Written request >>
Tally the lines holding the word "cada" and state the count by itself.

━━━ Data in this exercise

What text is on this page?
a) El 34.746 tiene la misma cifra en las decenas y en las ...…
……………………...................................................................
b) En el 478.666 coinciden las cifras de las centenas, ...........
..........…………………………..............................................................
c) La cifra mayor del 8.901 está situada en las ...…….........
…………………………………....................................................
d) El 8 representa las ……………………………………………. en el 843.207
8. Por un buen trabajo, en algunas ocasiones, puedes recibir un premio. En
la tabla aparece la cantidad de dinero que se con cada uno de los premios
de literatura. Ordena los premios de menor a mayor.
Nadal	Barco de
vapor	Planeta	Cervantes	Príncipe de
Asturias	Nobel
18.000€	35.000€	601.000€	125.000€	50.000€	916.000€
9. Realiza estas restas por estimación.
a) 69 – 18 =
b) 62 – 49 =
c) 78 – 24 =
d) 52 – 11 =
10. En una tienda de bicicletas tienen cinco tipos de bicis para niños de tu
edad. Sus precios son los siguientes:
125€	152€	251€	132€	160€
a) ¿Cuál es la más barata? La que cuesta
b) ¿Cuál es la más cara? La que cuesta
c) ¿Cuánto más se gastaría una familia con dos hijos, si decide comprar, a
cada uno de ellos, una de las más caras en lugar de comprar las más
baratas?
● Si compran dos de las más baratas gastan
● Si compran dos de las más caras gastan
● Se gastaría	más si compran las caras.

━━━━━━
━━━ Data in this exercise

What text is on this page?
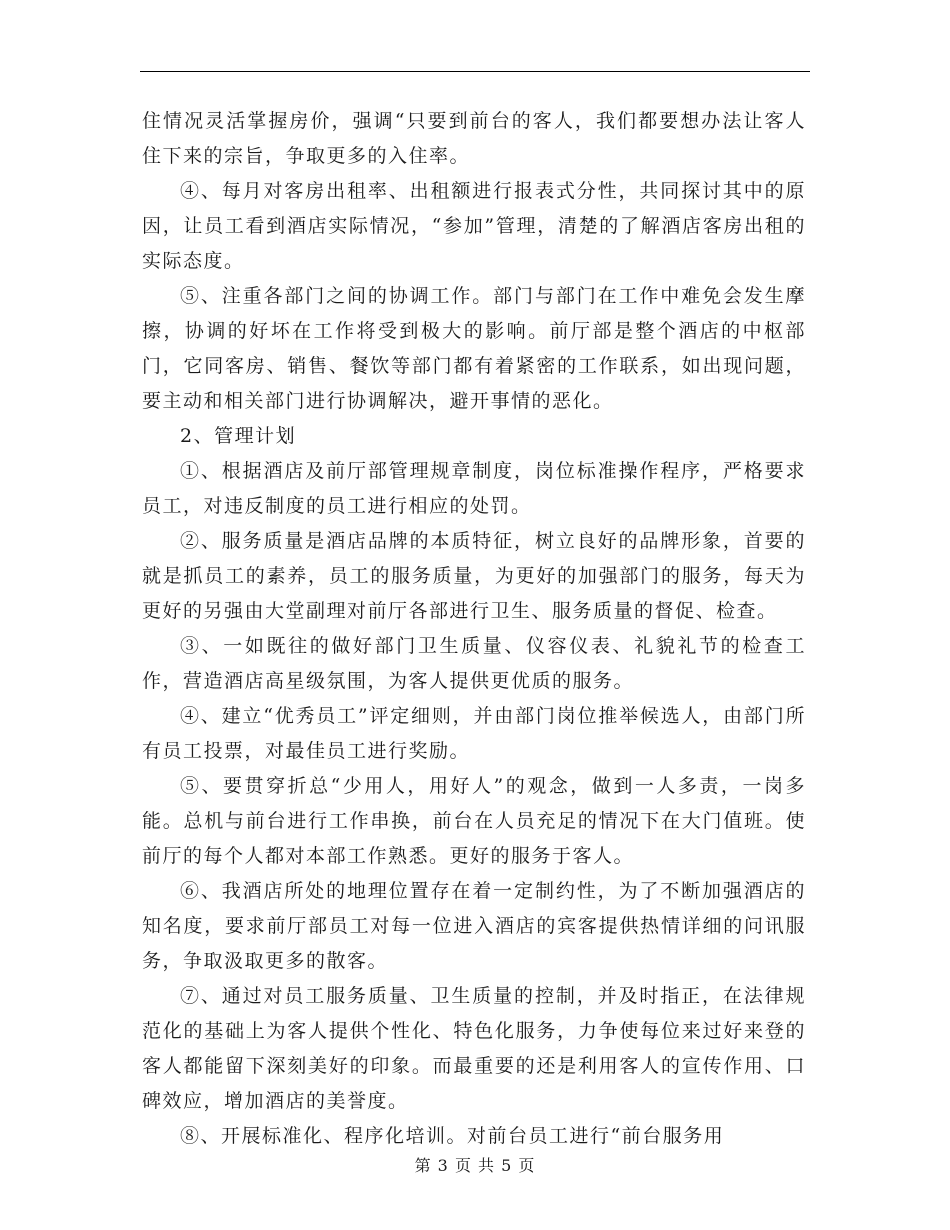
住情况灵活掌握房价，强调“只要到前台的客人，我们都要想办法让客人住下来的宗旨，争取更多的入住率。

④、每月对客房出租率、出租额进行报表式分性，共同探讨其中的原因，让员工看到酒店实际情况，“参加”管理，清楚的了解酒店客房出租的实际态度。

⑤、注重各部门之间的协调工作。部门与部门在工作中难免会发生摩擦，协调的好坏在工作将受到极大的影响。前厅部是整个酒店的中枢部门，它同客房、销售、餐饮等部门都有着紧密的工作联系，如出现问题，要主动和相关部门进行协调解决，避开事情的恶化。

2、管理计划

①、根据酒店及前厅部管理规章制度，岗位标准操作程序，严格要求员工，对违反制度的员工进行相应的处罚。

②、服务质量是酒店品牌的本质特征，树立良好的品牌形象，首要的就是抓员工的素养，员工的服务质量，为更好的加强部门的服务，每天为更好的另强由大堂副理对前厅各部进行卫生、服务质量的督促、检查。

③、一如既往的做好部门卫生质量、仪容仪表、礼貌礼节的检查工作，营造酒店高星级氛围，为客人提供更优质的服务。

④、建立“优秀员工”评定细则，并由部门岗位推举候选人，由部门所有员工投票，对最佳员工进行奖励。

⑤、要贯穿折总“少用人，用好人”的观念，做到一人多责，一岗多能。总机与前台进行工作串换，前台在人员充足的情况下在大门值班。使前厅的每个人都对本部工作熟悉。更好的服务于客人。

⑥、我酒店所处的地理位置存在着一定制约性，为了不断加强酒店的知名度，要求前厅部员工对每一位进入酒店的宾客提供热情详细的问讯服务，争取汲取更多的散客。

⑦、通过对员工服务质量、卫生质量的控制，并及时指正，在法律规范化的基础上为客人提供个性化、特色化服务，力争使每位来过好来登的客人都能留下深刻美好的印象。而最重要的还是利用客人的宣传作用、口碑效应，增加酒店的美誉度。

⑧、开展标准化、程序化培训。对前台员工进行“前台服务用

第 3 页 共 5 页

━━━━━━
━━━ Data in this exercise

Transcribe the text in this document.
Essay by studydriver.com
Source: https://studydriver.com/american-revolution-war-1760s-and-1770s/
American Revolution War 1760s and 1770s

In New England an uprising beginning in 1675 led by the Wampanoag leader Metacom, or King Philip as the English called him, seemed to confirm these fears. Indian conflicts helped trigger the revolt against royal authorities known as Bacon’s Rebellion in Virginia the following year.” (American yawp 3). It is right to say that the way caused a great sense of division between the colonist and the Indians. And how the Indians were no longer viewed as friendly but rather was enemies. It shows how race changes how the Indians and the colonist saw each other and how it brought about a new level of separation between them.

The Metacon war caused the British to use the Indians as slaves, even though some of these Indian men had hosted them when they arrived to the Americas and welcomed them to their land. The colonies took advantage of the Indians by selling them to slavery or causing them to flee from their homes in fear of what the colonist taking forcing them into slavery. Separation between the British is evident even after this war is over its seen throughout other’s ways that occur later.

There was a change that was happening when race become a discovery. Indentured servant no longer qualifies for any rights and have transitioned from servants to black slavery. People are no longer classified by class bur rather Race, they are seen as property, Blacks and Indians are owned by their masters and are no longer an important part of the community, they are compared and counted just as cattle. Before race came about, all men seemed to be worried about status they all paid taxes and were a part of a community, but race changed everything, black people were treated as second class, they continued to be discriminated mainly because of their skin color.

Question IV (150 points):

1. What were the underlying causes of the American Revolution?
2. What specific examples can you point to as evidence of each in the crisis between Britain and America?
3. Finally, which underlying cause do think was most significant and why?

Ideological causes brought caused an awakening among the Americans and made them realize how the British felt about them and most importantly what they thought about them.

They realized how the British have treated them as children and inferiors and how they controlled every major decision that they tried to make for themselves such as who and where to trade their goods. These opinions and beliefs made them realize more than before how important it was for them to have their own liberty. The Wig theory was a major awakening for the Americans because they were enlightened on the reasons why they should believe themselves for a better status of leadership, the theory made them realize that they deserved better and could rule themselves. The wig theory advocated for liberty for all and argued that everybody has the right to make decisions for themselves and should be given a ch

━━━━━━

Output >>
2